Stated exercise> Without including the pictures, copy out every line below.

---------------

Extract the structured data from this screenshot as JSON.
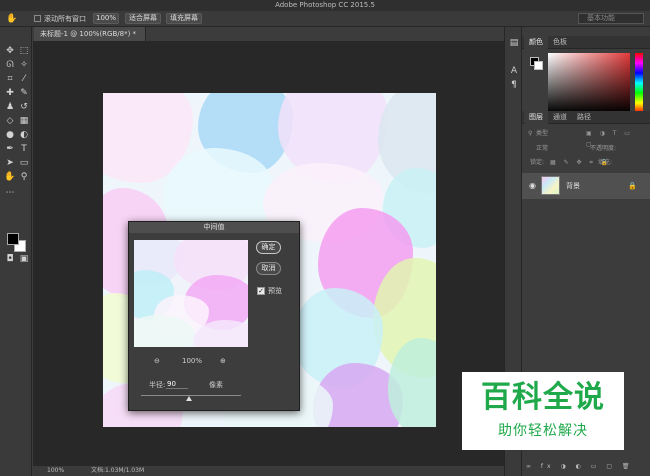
{
  "titlebar": {
    "title": "Adobe Photoshop CC 2015.5"
  },
  "options_bar": {
    "scroll_all_label": "滚动所有窗口",
    "zoom_100_label": "100%",
    "fit_screen_label": "适合屏幕",
    "fill_screen_label": "填充屏幕",
    "workspace_label": "基本功能"
  },
  "document": {
    "tab_label": "未标题-1 @ 100%(RGB/8*) *",
    "status_zoom": "100%",
    "status_doc": "文档:1.03M/1.03M"
  },
  "right_panel": {
    "color_tabs": [
      "颜色",
      "色板"
    ],
    "layer_tabs": [
      "图层",
      "通道",
      "路径"
    ],
    "filter_kind": "类型",
    "blend_mode": "正常",
    "opacity_label": "不透明度:",
    "lock_label": "锁定:",
    "fill_label": "填充:",
    "layer_name": "背景"
  },
  "dialog": {
    "title": "中间值",
    "ok_label": "确定",
    "cancel_label": "取消",
    "preview_label": "预览",
    "preview_checked": true,
    "zoom_value": "100%",
    "radius_label": "半径:",
    "radius_value": "90",
    "radius_unit": "像素"
  },
  "watermark": {
    "title": "百科全说",
    "subtitle": "助你轻松解决"
  },
  "colors": {
    "foreground": "#000000",
    "background": "#ffffff",
    "watermark_green": "#1fa94a"
  }
}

---------------

Response to the exercise>
Extract the structured data from this screenshot as JSON.
{
  "titlebar": {
    "title": "Adobe Photoshop CC 2015.5"
  },
  "options_bar": {
    "scroll_all_label": "滚动所有窗口",
    "zoom_100_label": "100%",
    "fit_screen_label": "适合屏幕",
    "fill_screen_label": "填充屏幕",
    "workspace_label": "基本功能"
  },
  "document": {
    "tab_label": "未标题-1 @ 100%(RGB/8*) *",
    "status_zoom": "100%",
    "status_doc": "文档:1.03M/1.03M"
  },
  "right_panel": {
    "color_tabs": [
      "颜色",
      "色板"
    ],
    "layer_tabs": [
      "图层",
      "通道",
      "路径"
    ],
    "filter_kind": "类型",
    "blend_mode": "正常",
    "opacity_label": "不透明度:",
    "lock_label": "锁定:",
    "fill_label": "填充:",
    "layer_name": "背景"
  },
  "dialog": {
    "title": "中间值",
    "ok_label": "确定",
    "cancel_label": "取消",
    "preview_label": "预览",
    "preview_checked": true,
    "zoom_value": "100%",
    "radius_label": "半径:",
    "radius_value": "90",
    "radius_unit": "像素"
  },
  "watermark": {
    "title": "百科全说",
    "subtitle": "助你轻松解决"
  },
  "colors": {
    "foreground": "#000000",
    "background": "#ffffff",
    "watermark_green": "#1fa94a"
  }
}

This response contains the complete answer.